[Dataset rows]

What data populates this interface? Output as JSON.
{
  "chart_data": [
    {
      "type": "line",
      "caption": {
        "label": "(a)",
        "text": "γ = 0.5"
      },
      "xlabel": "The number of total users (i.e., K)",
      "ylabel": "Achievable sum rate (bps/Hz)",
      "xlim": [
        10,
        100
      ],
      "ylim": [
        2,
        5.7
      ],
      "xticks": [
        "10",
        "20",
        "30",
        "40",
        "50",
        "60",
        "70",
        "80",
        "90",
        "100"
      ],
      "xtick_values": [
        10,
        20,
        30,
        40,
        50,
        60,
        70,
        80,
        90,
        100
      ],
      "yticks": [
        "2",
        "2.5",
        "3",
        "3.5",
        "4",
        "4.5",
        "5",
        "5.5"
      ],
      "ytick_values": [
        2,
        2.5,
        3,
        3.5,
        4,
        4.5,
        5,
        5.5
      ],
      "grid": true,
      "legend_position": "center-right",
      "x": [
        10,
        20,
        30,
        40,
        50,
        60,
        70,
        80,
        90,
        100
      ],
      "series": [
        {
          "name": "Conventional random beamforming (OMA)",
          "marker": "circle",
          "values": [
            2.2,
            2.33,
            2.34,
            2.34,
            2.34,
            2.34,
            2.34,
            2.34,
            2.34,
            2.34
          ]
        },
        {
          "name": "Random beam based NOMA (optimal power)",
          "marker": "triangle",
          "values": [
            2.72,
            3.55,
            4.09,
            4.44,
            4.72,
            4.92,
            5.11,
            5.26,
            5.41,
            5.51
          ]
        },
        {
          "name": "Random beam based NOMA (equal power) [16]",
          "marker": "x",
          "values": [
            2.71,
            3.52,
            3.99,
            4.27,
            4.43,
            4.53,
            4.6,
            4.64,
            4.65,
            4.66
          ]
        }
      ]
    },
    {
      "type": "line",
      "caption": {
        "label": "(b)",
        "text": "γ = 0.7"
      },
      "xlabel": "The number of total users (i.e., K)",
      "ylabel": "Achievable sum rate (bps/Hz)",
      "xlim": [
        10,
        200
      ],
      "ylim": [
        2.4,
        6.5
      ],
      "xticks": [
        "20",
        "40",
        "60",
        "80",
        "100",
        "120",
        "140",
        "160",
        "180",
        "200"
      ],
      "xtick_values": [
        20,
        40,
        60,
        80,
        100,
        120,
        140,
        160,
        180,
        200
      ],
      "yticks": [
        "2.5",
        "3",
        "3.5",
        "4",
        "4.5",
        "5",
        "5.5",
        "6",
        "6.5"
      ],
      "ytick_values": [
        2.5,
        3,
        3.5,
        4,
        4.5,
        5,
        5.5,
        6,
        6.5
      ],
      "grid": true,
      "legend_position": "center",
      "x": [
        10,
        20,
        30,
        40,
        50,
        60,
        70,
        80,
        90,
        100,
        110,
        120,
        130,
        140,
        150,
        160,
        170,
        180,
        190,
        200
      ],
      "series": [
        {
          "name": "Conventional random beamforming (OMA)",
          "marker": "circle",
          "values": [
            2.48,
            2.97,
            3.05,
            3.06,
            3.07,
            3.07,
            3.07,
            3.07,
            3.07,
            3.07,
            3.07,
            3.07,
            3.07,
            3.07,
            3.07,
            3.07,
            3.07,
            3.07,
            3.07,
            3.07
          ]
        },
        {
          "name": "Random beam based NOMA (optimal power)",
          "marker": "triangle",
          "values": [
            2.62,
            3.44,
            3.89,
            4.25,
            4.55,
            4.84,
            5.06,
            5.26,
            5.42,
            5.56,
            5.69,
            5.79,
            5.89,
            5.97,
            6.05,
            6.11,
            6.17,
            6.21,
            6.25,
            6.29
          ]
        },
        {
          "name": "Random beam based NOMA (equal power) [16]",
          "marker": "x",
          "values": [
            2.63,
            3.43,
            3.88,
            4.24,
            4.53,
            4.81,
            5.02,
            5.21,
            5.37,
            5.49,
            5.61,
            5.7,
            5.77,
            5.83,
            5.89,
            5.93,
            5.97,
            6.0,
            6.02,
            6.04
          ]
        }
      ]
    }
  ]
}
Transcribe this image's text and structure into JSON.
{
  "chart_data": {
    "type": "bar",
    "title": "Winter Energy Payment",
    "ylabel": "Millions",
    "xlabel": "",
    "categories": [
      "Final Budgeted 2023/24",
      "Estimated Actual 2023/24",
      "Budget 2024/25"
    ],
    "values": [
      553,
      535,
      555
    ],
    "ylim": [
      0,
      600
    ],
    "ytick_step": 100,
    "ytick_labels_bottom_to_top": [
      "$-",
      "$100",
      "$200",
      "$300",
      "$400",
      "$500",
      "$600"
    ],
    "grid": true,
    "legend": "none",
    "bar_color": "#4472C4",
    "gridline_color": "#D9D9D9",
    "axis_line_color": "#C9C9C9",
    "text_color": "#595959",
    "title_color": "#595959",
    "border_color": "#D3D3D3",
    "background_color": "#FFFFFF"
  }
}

* _JOB_: Repeat the material word for word, in full.

* _RESPONSE TO THIS EXERCISE_:
What data populates this interface? Output as JSON.
{
  "chart_data": [
    {
      "type": "line",
      "caption": {
        "label": "(a)",
        "text": "γ = 0.5"
      },
      "xlabel": "The number of total users (i.e., K)",
      "ylabel": "Achievable sum rate (bps/Hz)",
      "xlim": [
        10,
        100
      ],
      "ylim": [
        2,
        5.7
      ],
      "xticks": [
        "10",
        "20",
        "30",
        "40",
        "50",
        "60",
        "70",
        "80",
        "90",
        "100"
      ],
      "xtick_values": [
        10,
        20,
        30,
        40,
        50,
        60,
        70,
        80,
        90,
        100
      ],
      "yticks": [
        "2",
        "2.5",
        "3",
        "3.5",
        "4",
        "4.5",
        "5",
        "5.5"
      ],
      "ytick_values": [
        2,
        2.5,
        3,
        3.5,
        4,
        4.5,
        5,
        5.5
      ],
      "grid": true,
      "legend_position": "center-right",
      "x": [
        10,
        20,
        30,
        40,
        50,
        60,
        70,
        80,
        90,
        100
      ],
      "series": [
        {
          "name": "Conventional random beamforming (OMA)",
          "marker": "circle",
          "values": [
            2.2,
            2.33,
            2.34,
            2.34,
            2.34,
            2.34,
            2.34,
            2.34,
            2.34,
            2.34
          ]
        },
        {
          "name": "Random beam based NOMA (optimal power)",
          "marker": "triangle",
          "values": [
            2.72,
            3.55,
            4.09,
            4.44,
            4.72,
            4.92,
            5.11,
            5.26,
            5.41,
            5.51
          ]
        },
        {
          "name": "Random beam based NOMA (equal power) [16]",
          "marker": "x",
          "values": [
            2.71,
            3.52,
            3.99,
            4.27,
            4.43,
            4.53,
            4.6,
            4.64,
            4.65,
            4.66
          ]
        }
      ]
    },
    {
      "type": "line",
      "caption": {
        "label": "(b)",
        "text": "γ = 0.7"
      },
      "xlabel": "The number of total users (i.e., K)",
      "ylabel": "Achievable sum rate (bps/Hz)",
      "xlim": [
        10,
        200
      ],
      "ylim": [
        2.4,
        6.5
      ],
      "xticks": [
        "20",
        "40",
        "60",
        "80",
        "100",
        "120",
        "140",
        "160",
        "180",
        "200"
      ],
      "xtick_values": [
        20,
        40,
        60,
        80,
        100,
        120,
        140,
        160,
        180,
        200
      ],
      "yticks": [
        "2.5",
        "3",
        "3.5",
        "4",
        "4.5",
        "5",
        "5.5",
        "6",
        "6.5"
      ],
      "ytick_values": [
        2.5,
        3,
        3.5,
        4,
        4.5,
        5,
        5.5,
        6,
        6.5
      ],
      "grid": true,
      "legend_position": "center",
      "x": [
        10,
        20,
        30,
        40,
        50,
        60,
        70,
        80,
        90,
        100,
        110,
        120,
        130,
        140,
        150,
        160,
        170,
        180,
        190,
        200
      ],
      "series": [
        {
          "name": "Conventional random beamforming (OMA)",
          "marker": "circle",
          "values": [
            2.48,
            2.97,
            3.05,
            3.06,
            3.07,
            3.07,
            3.07,
            3.07,
            3.07,
            3.07,
            3.07,
            3.07,
            3.07,
            3.07,
            3.07,
            3.07,
            3.07,
            3.07,
            3.07,
            3.07
          ]
        },
        {
          "name": "Random beam based NOMA (optimal power)",
          "marker": "triangle",
          "values": [
            2.62,
            3.44,
            3.89,
            4.25,
            4.55,
            4.84,
            5.06,
            5.26,
            5.42,
            5.56,
            5.69,
            5.79,
            5.89,
            5.97,
            6.05,
            6.11,
            6.17,
            6.21,
            6.25,
            6.29
          ]
        },
        {
          "name": "Random beam based NOMA (equal power) [16]",
          "marker": "x",
          "values": [
            2.63,
            3.43,
            3.88,
            4.24,
            4.53,
            4.81,
            5.02,
            5.21,
            5.37,
            5.49,
            5.61,
            5.7,
            5.77,
            5.83,
            5.89,
            5.93,
            5.97,
            6.0,
            6.02,
            6.04
          ]
        }
      ]
    }
  ]
}
Transcribe this image's text and structure into JSON.
{
  "chart_data": {
    "type": "bar",
    "title": "Winter Energy Payment",
    "ylabel": "Millions",
    "xlabel": "",
    "categories": [
      "Final Budgeted 2023/24",
      "Estimated Actual 2023/24",
      "Budget 2024/25"
    ],
    "values": [
      553,
      535,
      555
    ],
    "ylim": [
      0,
      600
    ],
    "ytick_step": 100,
    "ytick_labels_bottom_to_top": [
      "$-",
      "$100",
      "$200",
      "$300",
      "$400",
      "$500",
      "$600"
    ],
    "grid": true,
    "legend": "none",
    "bar_color": "#4472C4",
    "gridline_color": "#D9D9D9",
    "axis_line_color": "#C9C9C9",
    "text_color": "#595959",
    "title_color": "#595959",
    "border_color": "#D3D3D3",
    "background_color": "#FFFFFF"
  }
}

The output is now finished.